(Data records)
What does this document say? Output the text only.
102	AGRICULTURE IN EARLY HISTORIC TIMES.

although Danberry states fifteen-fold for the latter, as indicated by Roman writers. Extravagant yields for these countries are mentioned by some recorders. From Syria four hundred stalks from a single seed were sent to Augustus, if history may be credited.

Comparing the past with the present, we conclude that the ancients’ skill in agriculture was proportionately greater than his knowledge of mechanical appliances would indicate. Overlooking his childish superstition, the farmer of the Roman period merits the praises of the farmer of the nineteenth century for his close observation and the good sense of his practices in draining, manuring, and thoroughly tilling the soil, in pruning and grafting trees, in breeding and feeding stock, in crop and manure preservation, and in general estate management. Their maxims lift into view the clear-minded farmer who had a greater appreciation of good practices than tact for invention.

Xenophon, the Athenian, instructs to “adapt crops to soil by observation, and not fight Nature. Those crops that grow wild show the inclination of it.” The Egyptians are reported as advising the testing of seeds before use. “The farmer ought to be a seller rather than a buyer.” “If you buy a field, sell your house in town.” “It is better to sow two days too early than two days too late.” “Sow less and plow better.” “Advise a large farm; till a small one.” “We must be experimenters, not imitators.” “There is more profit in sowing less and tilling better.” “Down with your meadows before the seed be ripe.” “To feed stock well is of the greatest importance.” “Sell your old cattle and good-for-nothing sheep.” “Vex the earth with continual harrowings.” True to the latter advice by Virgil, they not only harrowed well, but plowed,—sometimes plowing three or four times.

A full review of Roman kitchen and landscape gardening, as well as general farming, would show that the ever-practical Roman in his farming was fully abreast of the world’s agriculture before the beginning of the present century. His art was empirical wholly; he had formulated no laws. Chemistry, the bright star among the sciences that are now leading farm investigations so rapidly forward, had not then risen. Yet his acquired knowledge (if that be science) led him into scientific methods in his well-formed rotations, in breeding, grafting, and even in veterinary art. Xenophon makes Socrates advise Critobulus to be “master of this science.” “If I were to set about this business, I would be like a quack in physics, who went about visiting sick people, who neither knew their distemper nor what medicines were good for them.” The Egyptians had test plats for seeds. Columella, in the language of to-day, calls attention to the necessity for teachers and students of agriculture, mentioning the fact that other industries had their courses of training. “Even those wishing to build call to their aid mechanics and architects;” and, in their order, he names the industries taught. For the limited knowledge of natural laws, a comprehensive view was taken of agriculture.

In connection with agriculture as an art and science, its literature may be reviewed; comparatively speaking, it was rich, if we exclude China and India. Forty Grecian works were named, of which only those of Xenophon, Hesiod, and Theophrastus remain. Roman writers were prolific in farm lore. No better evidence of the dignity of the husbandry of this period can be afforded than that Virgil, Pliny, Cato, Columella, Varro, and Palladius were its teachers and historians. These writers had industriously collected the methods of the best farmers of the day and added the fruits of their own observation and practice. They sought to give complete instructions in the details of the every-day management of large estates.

> **Exercise prompt**
Send back each record exactly as it stands.

> **Reply to the exercise**
What does this document say? Output the text only.
102	AGRICULTURE IN EARLY HISTORIC TIMES.

although Danberry states fifteen-fold for the latter, as indicated by Roman writers. Extravagant yields for these countries are mentioned by some recorders. From Syria four hundred stalks from a single seed were sent to Augustus, if history may be credited.

Comparing the past with the present, we conclude that the ancients’ skill in agriculture was proportionately greater than his knowledge of mechanical appliances would indicate. Overlooking his childish superstition, the farmer of the Roman period merits the praises of the farmer of the nineteenth century for his close observation and the good sense of his practices in draining, manuring, and thoroughly tilling the soil, in pruning and grafting trees, in breeding and feeding stock, in crop and manure preservation, and in general estate management. Their maxims lift into view the clear-minded farmer who had a greater appreciation of good practices than tact for invention.

Xenophon, the Athenian, instructs to “adapt crops to soil by observation, and not fight Nature. Those crops that grow wild show the inclination of it.” The Egyptians are reported as advising the testing of seeds before use. “The farmer ought to be a seller rather than a buyer.” “If you buy a field, sell your house in town.” “It is better to sow two days too early than two days too late.” “Sow less and plow better.” “Advise a large farm; till a small one.” “We must be experimenters, not imitators.” “There is more profit in sowing less and tilling better.” “Down with your meadows before the seed be ripe.” “To feed stock well is of the greatest importance.” “Sell your old cattle and good-for-nothing sheep.” “Vex the earth with continual harrowings.” True to the latter advice by Virgil, they not only harrowed well, but plowed,—sometimes plowing three or four times.

A full review of Roman kitchen and landscape gardening, as well as general farming, would show that the ever-practical Roman in his farming was fully abreast of the world’s agriculture before the beginning of the present century. His art was empirical wholly; he had formulated no laws. Chemistry, the bright star among the sciences that are now leading farm investigations so rapidly forward, had not then risen. Yet his acquired knowledge (if that be science) led him into scientific methods in his well-formed rotations, in breeding, grafting, and even in veterinary art. Xenophon makes Socrates advise Critobulus to be “master of this science.” “If I were to set about this business, I would be like a quack in physics, who went about visiting sick people, who neither knew their distemper nor what medicines were good for them.” The Egyptians had test plats for seeds. Columella, in the language of to-day, calls attention to the necessity for teachers and students of agriculture, mentioning the fact that other industries had their courses of training. “Even those wishing to build call to their aid mechanics and architects;” and, in their order, he names the industries taught. For the limited knowledge of natural laws, a comprehensive view was taken of agriculture.

In connection with agriculture as an art and science, its literature may be reviewed; comparatively speaking, it was rich, if we exclude China and India. Forty Grecian works were named, of which only those of Xenophon, Hesiod, and Theophrastus remain. Roman writers were prolific in farm lore. No better evidence of the dignity of the husbandry of this period can be afforded than that Virgil, Pliny, Cato, Columella, Varro, and Palladius were its teachers and historians. These writers had industriously collected the methods of the best farmers of the day and added the fruits of their own observation and practice. They sought to give complete instructions in the details of the every-day management of large estates.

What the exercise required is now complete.